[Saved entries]

►

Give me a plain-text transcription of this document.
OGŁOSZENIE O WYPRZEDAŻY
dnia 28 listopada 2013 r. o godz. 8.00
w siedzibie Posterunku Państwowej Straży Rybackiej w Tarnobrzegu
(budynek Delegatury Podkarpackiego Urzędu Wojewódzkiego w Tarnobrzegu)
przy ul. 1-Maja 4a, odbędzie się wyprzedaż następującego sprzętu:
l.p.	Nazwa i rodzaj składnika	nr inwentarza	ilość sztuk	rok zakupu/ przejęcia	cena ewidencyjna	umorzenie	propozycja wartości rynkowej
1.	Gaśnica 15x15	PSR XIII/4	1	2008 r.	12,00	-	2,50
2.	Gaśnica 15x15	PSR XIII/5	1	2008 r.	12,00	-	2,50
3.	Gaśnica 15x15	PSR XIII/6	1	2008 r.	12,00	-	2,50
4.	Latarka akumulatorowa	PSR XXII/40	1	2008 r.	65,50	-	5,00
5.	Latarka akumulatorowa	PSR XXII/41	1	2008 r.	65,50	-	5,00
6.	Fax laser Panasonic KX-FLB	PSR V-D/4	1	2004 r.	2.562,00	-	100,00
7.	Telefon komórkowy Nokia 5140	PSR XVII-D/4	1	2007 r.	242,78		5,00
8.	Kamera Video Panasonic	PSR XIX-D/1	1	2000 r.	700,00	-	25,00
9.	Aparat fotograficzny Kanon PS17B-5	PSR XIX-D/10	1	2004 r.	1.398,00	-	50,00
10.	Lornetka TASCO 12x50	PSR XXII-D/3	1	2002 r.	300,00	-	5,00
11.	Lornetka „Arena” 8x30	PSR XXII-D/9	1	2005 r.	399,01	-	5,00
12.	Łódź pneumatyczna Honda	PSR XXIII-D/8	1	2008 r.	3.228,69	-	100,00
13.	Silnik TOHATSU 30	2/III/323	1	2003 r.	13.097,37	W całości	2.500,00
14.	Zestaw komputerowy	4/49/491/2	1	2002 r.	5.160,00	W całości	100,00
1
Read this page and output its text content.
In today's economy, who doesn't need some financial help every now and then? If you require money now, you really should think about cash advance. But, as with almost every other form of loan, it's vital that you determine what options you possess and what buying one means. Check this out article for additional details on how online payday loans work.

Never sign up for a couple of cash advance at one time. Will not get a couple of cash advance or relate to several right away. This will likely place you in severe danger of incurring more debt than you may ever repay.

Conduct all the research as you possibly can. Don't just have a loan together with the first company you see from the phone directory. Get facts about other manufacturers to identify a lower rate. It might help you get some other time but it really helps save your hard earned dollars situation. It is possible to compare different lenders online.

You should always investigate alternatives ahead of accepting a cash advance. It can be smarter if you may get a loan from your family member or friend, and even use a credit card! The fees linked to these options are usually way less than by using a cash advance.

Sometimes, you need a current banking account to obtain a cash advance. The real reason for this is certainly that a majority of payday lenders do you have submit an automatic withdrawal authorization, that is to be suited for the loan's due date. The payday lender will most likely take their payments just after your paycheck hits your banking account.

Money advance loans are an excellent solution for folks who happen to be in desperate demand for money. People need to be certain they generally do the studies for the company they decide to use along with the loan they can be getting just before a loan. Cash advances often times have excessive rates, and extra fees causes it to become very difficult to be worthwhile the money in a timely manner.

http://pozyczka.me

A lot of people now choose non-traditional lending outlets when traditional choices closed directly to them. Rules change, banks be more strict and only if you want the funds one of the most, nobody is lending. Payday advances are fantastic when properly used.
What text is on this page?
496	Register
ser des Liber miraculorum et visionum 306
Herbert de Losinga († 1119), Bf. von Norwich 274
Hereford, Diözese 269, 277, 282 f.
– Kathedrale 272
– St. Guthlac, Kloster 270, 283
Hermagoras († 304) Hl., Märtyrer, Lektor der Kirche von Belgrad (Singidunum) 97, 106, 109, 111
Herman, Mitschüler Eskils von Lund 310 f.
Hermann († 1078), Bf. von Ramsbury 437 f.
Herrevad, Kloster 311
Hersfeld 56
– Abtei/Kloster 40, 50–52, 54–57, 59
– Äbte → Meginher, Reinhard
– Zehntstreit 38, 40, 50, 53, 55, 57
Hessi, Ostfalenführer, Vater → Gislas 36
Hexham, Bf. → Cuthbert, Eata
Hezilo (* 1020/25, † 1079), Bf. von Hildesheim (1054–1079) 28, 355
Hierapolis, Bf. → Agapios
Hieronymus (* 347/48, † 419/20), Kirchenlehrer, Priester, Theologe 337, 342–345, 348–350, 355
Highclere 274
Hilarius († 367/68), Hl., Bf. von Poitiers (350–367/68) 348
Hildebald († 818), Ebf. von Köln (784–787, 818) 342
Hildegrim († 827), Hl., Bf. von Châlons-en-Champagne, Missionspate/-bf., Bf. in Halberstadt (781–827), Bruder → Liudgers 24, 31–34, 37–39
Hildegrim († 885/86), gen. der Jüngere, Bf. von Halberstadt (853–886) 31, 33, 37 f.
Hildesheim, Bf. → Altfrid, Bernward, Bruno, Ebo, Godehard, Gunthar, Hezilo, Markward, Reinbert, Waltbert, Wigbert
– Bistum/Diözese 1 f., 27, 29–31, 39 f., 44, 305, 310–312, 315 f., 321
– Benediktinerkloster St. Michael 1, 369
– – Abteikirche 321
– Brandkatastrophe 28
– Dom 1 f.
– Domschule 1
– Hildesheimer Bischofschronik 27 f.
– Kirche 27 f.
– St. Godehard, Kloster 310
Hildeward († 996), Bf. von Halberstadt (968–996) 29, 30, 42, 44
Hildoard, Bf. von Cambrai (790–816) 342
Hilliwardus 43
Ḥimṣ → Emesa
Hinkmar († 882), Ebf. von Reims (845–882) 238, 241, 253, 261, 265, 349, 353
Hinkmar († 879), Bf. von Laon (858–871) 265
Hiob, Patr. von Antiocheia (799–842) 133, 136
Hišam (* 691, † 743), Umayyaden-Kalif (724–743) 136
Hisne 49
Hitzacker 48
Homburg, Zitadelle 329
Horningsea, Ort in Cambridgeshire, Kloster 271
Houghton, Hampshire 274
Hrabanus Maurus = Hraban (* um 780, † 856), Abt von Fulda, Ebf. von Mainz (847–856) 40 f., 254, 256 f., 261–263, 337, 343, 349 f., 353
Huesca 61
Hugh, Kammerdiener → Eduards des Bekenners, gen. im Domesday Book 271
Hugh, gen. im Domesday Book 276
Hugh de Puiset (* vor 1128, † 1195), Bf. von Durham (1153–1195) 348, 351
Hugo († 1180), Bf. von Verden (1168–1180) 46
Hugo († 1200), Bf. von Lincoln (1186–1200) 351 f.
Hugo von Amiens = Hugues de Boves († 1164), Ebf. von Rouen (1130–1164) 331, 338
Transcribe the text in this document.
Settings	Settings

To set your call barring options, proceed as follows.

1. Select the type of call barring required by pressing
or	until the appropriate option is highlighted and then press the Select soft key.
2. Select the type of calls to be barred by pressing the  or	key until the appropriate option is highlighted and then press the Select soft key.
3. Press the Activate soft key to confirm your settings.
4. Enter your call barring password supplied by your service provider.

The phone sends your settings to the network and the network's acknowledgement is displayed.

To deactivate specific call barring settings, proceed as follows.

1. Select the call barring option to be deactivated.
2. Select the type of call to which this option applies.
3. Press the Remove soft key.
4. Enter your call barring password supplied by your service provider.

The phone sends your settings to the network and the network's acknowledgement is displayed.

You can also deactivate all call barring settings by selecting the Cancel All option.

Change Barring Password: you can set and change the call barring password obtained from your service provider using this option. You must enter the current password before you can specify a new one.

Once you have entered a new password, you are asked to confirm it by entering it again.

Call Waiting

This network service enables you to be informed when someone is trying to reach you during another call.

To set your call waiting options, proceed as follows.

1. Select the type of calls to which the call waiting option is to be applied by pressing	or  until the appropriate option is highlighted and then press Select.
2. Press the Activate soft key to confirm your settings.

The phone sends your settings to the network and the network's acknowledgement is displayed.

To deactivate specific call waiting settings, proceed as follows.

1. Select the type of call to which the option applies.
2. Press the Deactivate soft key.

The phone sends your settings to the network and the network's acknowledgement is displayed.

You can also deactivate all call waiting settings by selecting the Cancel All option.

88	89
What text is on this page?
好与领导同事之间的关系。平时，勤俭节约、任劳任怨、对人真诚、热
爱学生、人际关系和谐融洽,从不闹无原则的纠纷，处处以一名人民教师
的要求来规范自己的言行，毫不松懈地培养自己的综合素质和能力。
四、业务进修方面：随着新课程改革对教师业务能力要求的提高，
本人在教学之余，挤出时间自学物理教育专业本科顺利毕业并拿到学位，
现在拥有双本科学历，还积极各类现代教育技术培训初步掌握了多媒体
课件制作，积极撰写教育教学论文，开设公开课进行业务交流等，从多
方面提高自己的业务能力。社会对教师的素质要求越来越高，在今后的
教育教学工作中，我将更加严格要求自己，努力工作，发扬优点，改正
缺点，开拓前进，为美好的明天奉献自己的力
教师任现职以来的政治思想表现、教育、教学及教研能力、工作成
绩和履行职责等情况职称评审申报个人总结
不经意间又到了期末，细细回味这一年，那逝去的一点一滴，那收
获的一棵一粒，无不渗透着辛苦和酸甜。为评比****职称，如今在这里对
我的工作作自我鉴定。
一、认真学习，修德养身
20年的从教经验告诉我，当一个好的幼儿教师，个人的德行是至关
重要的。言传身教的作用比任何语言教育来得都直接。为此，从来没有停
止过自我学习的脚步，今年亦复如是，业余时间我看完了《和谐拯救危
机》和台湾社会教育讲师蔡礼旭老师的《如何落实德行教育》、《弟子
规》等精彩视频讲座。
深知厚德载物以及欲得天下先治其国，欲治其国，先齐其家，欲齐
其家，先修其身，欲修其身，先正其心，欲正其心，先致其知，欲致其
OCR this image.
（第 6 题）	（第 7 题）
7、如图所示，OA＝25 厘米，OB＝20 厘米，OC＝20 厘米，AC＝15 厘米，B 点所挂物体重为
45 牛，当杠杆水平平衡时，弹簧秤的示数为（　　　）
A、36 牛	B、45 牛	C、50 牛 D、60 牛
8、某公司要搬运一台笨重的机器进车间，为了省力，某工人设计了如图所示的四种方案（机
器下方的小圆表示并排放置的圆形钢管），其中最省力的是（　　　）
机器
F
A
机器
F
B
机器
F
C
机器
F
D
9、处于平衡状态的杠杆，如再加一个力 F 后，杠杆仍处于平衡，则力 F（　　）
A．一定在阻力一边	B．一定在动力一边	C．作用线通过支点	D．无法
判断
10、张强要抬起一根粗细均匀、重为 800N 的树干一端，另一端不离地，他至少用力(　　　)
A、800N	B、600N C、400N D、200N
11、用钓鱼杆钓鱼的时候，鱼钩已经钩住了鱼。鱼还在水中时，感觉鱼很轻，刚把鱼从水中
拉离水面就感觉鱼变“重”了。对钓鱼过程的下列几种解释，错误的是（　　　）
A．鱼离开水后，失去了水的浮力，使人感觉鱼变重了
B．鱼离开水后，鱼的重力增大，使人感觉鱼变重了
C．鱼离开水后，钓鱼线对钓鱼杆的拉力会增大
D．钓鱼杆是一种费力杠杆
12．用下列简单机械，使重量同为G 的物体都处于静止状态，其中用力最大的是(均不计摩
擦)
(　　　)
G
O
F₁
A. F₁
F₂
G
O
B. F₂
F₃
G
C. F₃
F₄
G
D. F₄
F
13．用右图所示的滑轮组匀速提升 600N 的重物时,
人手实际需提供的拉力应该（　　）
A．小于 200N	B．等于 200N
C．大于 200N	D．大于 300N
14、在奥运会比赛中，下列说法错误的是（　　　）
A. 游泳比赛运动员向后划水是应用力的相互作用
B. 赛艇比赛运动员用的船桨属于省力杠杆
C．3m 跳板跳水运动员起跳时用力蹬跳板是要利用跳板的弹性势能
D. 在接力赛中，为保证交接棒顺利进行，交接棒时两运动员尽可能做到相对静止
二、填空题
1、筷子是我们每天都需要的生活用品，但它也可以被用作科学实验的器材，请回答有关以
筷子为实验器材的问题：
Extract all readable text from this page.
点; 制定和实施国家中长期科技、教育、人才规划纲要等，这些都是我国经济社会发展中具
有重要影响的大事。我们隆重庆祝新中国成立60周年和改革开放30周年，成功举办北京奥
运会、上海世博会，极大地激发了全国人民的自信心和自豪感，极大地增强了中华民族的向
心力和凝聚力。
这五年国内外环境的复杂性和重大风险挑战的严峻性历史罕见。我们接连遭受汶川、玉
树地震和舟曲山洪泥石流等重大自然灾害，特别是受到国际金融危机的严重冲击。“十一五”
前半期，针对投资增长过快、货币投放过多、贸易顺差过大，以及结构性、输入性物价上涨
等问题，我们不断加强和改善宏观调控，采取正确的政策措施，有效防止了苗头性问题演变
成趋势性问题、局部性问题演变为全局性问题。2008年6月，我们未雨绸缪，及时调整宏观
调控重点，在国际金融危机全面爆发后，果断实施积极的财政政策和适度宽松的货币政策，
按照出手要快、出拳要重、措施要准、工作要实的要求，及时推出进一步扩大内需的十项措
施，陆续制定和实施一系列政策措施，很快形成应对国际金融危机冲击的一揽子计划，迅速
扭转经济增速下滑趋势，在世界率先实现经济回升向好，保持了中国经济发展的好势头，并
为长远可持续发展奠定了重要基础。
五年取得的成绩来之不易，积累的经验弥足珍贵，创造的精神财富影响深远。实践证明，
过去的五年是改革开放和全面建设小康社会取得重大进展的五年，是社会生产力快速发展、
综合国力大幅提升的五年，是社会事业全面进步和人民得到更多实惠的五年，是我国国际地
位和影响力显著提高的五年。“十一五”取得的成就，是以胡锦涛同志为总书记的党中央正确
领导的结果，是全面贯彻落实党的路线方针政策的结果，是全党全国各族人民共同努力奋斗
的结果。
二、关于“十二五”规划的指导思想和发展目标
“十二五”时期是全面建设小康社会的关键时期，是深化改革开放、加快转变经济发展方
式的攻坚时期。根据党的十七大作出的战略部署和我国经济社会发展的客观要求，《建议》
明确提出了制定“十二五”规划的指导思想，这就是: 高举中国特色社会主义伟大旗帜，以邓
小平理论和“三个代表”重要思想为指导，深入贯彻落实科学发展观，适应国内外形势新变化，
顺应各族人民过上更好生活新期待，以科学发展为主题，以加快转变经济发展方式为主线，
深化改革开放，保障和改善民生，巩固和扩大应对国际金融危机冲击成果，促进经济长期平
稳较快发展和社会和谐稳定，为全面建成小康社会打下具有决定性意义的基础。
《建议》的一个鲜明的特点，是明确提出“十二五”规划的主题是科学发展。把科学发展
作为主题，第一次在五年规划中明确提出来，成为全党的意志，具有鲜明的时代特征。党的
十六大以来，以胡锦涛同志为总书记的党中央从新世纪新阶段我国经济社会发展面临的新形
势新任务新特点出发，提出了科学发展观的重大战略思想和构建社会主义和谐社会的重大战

◄

### [Request]
Look through the records and gather every line containing "soft".

### [Solution for this exercise]
or	until the appropriate option is highlighted and then press the Select soft key.
2. Select the type of calls to be barred by pressing the  or	key until the appropriate option is highlighted and then press the Select soft key.
3. Press the Activate soft key to confirm your settings.
3. Press the Remove soft key.
2. Press the Activate soft key to confirm your settings.
2. Press the Deactivate soft key.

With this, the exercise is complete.